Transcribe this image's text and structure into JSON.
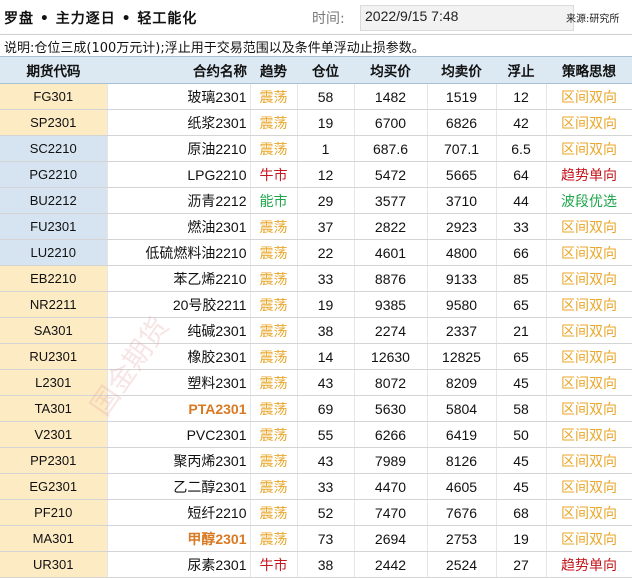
{
  "header": {
    "title": "罗盘 • 主力逐日 • 轻工能化",
    "time_label": "时间:",
    "time_value": "2022/9/15 7:48",
    "source": "来源:研究所"
  },
  "note": "说明:仓位三成(100万元计);浮止用于交易范围以及条件单浮动止损参数。",
  "watermark": "国金期货",
  "colors": {
    "zhendang": "#e8a72a",
    "niushi": "#c4161c",
    "nengshi": "#1ea64a",
    "quyin": "#e8a72a",
    "qushi": "#c4161c",
    "boduan": "#1ea64a",
    "highlight_name": "#d97a23",
    "code_yellow": "#fdebc3",
    "code_blue": "#d6e4f1",
    "header_bg": "#dce9f3"
  },
  "table": {
    "headers": [
      "期货代码",
      "合约名称",
      "趋势",
      "仓位",
      "均买价",
      "均卖价",
      "浮止",
      "策略思想"
    ],
    "rows": [
      {
        "code": "FG301",
        "name": "玻璃2301",
        "trend": "震荡",
        "pos": "58",
        "buy": "1482",
        "sell": "1519",
        "stop": "12",
        "strategy": "区间双向",
        "code_bg": "y",
        "trend_c": "orange",
        "strat_c": "orange"
      },
      {
        "code": "SP2301",
        "name": "纸浆2301",
        "trend": "震荡",
        "pos": "19",
        "buy": "6700",
        "sell": "6826",
        "stop": "42",
        "strategy": "区间双向",
        "code_bg": "y",
        "trend_c": "orange",
        "strat_c": "orange"
      },
      {
        "code": "SC2210",
        "name": "原油2210",
        "trend": "震荡",
        "pos": "1",
        "buy": "687.6",
        "sell": "707.1",
        "stop": "6.5",
        "strategy": "区间双向",
        "code_bg": "b",
        "trend_c": "orange",
        "strat_c": "orange"
      },
      {
        "code": "PG2210",
        "name": "LPG2210",
        "trend": "牛市",
        "pos": "12",
        "buy": "5472",
        "sell": "5665",
        "stop": "64",
        "strategy": "趋势单向",
        "code_bg": "b",
        "trend_c": "red",
        "strat_c": "red"
      },
      {
        "code": "BU2212",
        "name": "沥青2212",
        "trend": "能市",
        "pos": "29",
        "buy": "3577",
        "sell": "3710",
        "stop": "44",
        "strategy": "波段优选",
        "code_bg": "b",
        "trend_c": "green",
        "strat_c": "green"
      },
      {
        "code": "FU2301",
        "name": "燃油2301",
        "trend": "震荡",
        "pos": "37",
        "buy": "2822",
        "sell": "2923",
        "stop": "33",
        "strategy": "区间双向",
        "code_bg": "b",
        "trend_c": "orange",
        "strat_c": "orange"
      },
      {
        "code": "LU2210",
        "name": "低硫燃料油2210",
        "trend": "震荡",
        "pos": "22",
        "buy": "4601",
        "sell": "4800",
        "stop": "66",
        "strategy": "区间双向",
        "code_bg": "b",
        "trend_c": "orange",
        "strat_c": "orange"
      },
      {
        "code": "EB2210",
        "name": "苯乙烯2210",
        "trend": "震荡",
        "pos": "33",
        "buy": "8876",
        "sell": "9133",
        "stop": "85",
        "strategy": "区间双向",
        "code_bg": "y",
        "trend_c": "orange",
        "strat_c": "orange"
      },
      {
        "code": "NR2211",
        "name": "20号胶2211",
        "trend": "震荡",
        "pos": "19",
        "buy": "9385",
        "sell": "9580",
        "stop": "65",
        "strategy": "区间双向",
        "code_bg": "y",
        "trend_c": "orange",
        "strat_c": "orange"
      },
      {
        "code": "SA301",
        "name": "纯碱2301",
        "trend": "震荡",
        "pos": "38",
        "buy": "2274",
        "sell": "2337",
        "stop": "21",
        "strategy": "区间双向",
        "code_bg": "y",
        "trend_c": "orange",
        "strat_c": "orange"
      },
      {
        "code": "RU2301",
        "name": "橡胶2301",
        "trend": "震荡",
        "pos": "14",
        "buy": "12630",
        "sell": "12825",
        "stop": "65",
        "strategy": "区间双向",
        "code_bg": "y",
        "trend_c": "orange",
        "strat_c": "orange"
      },
      {
        "code": "L2301",
        "name": "塑料2301",
        "trend": "震荡",
        "pos": "43",
        "buy": "8072",
        "sell": "8209",
        "stop": "45",
        "strategy": "区间双向",
        "code_bg": "y",
        "trend_c": "orange",
        "strat_c": "orange"
      },
      {
        "code": "TA301",
        "name": "PTA2301",
        "trend": "震荡",
        "pos": "69",
        "buy": "5630",
        "sell": "5804",
        "stop": "58",
        "strategy": "区间双向",
        "code_bg": "y",
        "trend_c": "orange",
        "strat_c": "orange",
        "hl": true
      },
      {
        "code": "V2301",
        "name": "PVC2301",
        "trend": "震荡",
        "pos": "55",
        "buy": "6266",
        "sell": "6419",
        "stop": "50",
        "strategy": "区间双向",
        "code_bg": "y",
        "trend_c": "orange",
        "strat_c": "orange"
      },
      {
        "code": "PP2301",
        "name": "聚丙烯2301",
        "trend": "震荡",
        "pos": "43",
        "buy": "7989",
        "sell": "8126",
        "stop": "45",
        "strategy": "区间双向",
        "code_bg": "y",
        "trend_c": "orange",
        "strat_c": "orange"
      },
      {
        "code": "EG2301",
        "name": "乙二醇2301",
        "trend": "震荡",
        "pos": "33",
        "buy": "4470",
        "sell": "4605",
        "stop": "45",
        "strategy": "区间双向",
        "code_bg": "y",
        "trend_c": "orange",
        "strat_c": "orange"
      },
      {
        "code": "PF210",
        "name": "短纤2210",
        "trend": "震荡",
        "pos": "52",
        "buy": "7470",
        "sell": "7676",
        "stop": "68",
        "strategy": "区间双向",
        "code_bg": "y",
        "trend_c": "orange",
        "strat_c": "orange"
      },
      {
        "code": "MA301",
        "name": "甲醇2301",
        "trend": "震荡",
        "pos": "73",
        "buy": "2694",
        "sell": "2753",
        "stop": "19",
        "strategy": "区间双向",
        "code_bg": "y",
        "trend_c": "orange",
        "strat_c": "orange",
        "hl": true
      },
      {
        "code": "UR301",
        "name": "尿素2301",
        "trend": "牛市",
        "pos": "38",
        "buy": "2442",
        "sell": "2524",
        "stop": "27",
        "strategy": "趋势单向",
        "code_bg": "y",
        "trend_c": "red",
        "strat_c": "red"
      }
    ]
  }
}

- - - -

#### TASK STATEMENT
Transcribe the full listing above exactly as it stands, minus the pictures.

#### FINISHED ANSWER
Transcribe this image's text and structure into JSON.
{
  "header": {
    "title": "罗盘 • 主力逐日 • 轻工能化",
    "time_label": "时间:",
    "time_value": "2022/9/15 7:48",
    "source": "来源:研究所"
  },
  "note": "说明:仓位三成(100万元计);浮止用于交易范围以及条件单浮动止损参数。",
  "watermark": "国金期货",
  "colors": {
    "zhendang": "#e8a72a",
    "niushi": "#c4161c",
    "nengshi": "#1ea64a",
    "quyin": "#e8a72a",
    "qushi": "#c4161c",
    "boduan": "#1ea64a",
    "highlight_name": "#d97a23",
    "code_yellow": "#fdebc3",
    "code_blue": "#d6e4f1",
    "header_bg": "#dce9f3"
  },
  "table": {
    "headers": [
      "期货代码",
      "合约名称",
      "趋势",
      "仓位",
      "均买价",
      "均卖价",
      "浮止",
      "策略思想"
    ],
    "rows": [
      {
        "code": "FG301",
        "name": "玻璃2301",
        "trend": "震荡",
        "pos": "58",
        "buy": "1482",
        "sell": "1519",
        "stop": "12",
        "strategy": "区间双向",
        "code_bg": "y",
        "trend_c": "orange",
        "strat_c": "orange"
      },
      {
        "code": "SP2301",
        "name": "纸浆2301",
        "trend": "震荡",
        "pos": "19",
        "buy": "6700",
        "sell": "6826",
        "stop": "42",
        "strategy": "区间双向",
        "code_bg": "y",
        "trend_c": "orange",
        "strat_c": "orange"
      },
      {
        "code": "SC2210",
        "name": "原油2210",
        "trend": "震荡",
        "pos": "1",
        "buy": "687.6",
        "sell": "707.1",
        "stop": "6.5",
        "strategy": "区间双向",
        "code_bg": "b",
        "trend_c": "orange",
        "strat_c": "orange"
      },
      {
        "code": "PG2210",
        "name": "LPG2210",
        "trend": "牛市",
        "pos": "12",
        "buy": "5472",
        "sell": "5665",
        "stop": "64",
        "strategy": "趋势单向",
        "code_bg": "b",
        "trend_c": "red",
        "strat_c": "red"
      },
      {
        "code": "BU2212",
        "name": "沥青2212",
        "trend": "能市",
        "pos": "29",
        "buy": "3577",
        "sell": "3710",
        "stop": "44",
        "strategy": "波段优选",
        "code_bg": "b",
        "trend_c": "green",
        "strat_c": "green"
      },
      {
        "code": "FU2301",
        "name": "燃油2301",
        "trend": "震荡",
        "pos": "37",
        "buy": "2822",
        "sell": "2923",
        "stop": "33",
        "strategy": "区间双向",
        "code_bg": "b",
        "trend_c": "orange",
        "strat_c": "orange"
      },
      {
        "code": "LU2210",
        "name": "低硫燃料油2210",
        "trend": "震荡",
        "pos": "22",
        "buy": "4601",
        "sell": "4800",
        "stop": "66",
        "strategy": "区间双向",
        "code_bg": "b",
        "trend_c": "orange",
        "strat_c": "orange"
      },
      {
        "code": "EB2210",
        "name": "苯乙烯2210",
        "trend": "震荡",
        "pos": "33",
        "buy": "8876",
        "sell": "9133",
        "stop": "85",
        "strategy": "区间双向",
        "code_bg": "y",
        "trend_c": "orange",
        "strat_c": "orange"
      },
      {
        "code": "NR2211",
        "name": "20号胶2211",
        "trend": "震荡",
        "pos": "19",
        "buy": "9385",
        "sell": "9580",
        "stop": "65",
        "strategy": "区间双向",
        "code_bg": "y",
        "trend_c": "orange",
        "strat_c": "orange"
      },
      {
        "code": "SA301",
        "name": "纯碱2301",
        "trend": "震荡",
        "pos": "38",
        "buy": "2274",
        "sell": "2337",
        "stop": "21",
        "strategy": "区间双向",
        "code_bg": "y",
        "trend_c": "orange",
        "strat_c": "orange"
      },
      {
        "code": "RU2301",
        "name": "橡胶2301",
        "trend": "震荡",
        "pos": "14",
        "buy": "12630",
        "sell": "12825",
        "stop": "65",
        "strategy": "区间双向",
        "code_bg": "y",
        "trend_c": "orange",
        "strat_c": "orange"
      },
      {
        "code": "L2301",
        "name": "塑料2301",
        "trend": "震荡",
        "pos": "43",
        "buy": "8072",
        "sell": "8209",
        "stop": "45",
        "strategy": "区间双向",
        "code_bg": "y",
        "trend_c": "orange",
        "strat_c": "orange"
      },
      {
        "code": "TA301",
        "name": "PTA2301",
        "trend": "震荡",
        "pos": "69",
        "buy": "5630",
        "sell": "5804",
        "stop": "58",
        "strategy": "区间双向",
        "code_bg": "y",
        "trend_c": "orange",
        "strat_c": "orange",
        "hl": true
      },
      {
        "code": "V2301",
        "name": "PVC2301",
        "trend": "震荡",
        "pos": "55",
        "buy": "6266",
        "sell": "6419",
        "stop": "50",
        "strategy": "区间双向",
        "code_bg": "y",
        "trend_c": "orange",
        "strat_c": "orange"
      },
      {
        "code": "PP2301",
        "name": "聚丙烯2301",
        "trend": "震荡",
        "pos": "43",
        "buy": "7989",
        "sell": "8126",
        "stop": "45",
        "strategy": "区间双向",
        "code_bg": "y",
        "trend_c": "orange",
        "strat_c": "orange"
      },
      {
        "code": "EG2301",
        "name": "乙二醇2301",
        "trend": "震荡",
        "pos": "33",
        "buy": "4470",
        "sell": "4605",
        "stop": "45",
        "strategy": "区间双向",
        "code_bg": "y",
        "trend_c": "orange",
        "strat_c": "orange"
      },
      {
        "code": "PF210",
        "name": "短纤2210",
        "trend": "震荡",
        "pos": "52",
        "buy": "7470",
        "sell": "7676",
        "stop": "68",
        "strategy": "区间双向",
        "code_bg": "y",
        "trend_c": "orange",
        "strat_c": "orange"
      },
      {
        "code": "MA301",
        "name": "甲醇2301",
        "trend": "震荡",
        "pos": "73",
        "buy": "2694",
        "sell": "2753",
        "stop": "19",
        "strategy": "区间双向",
        "code_bg": "y",
        "trend_c": "orange",
        "strat_c": "orange",
        "hl": true
      },
      {
        "code": "UR301",
        "name": "尿素2301",
        "trend": "牛市",
        "pos": "38",
        "buy": "2442",
        "sell": "2524",
        "stop": "27",
        "strategy": "趋势单向",
        "code_bg": "y",
        "trend_c": "red",
        "strat_c": "red"
      }
    ]
  }
}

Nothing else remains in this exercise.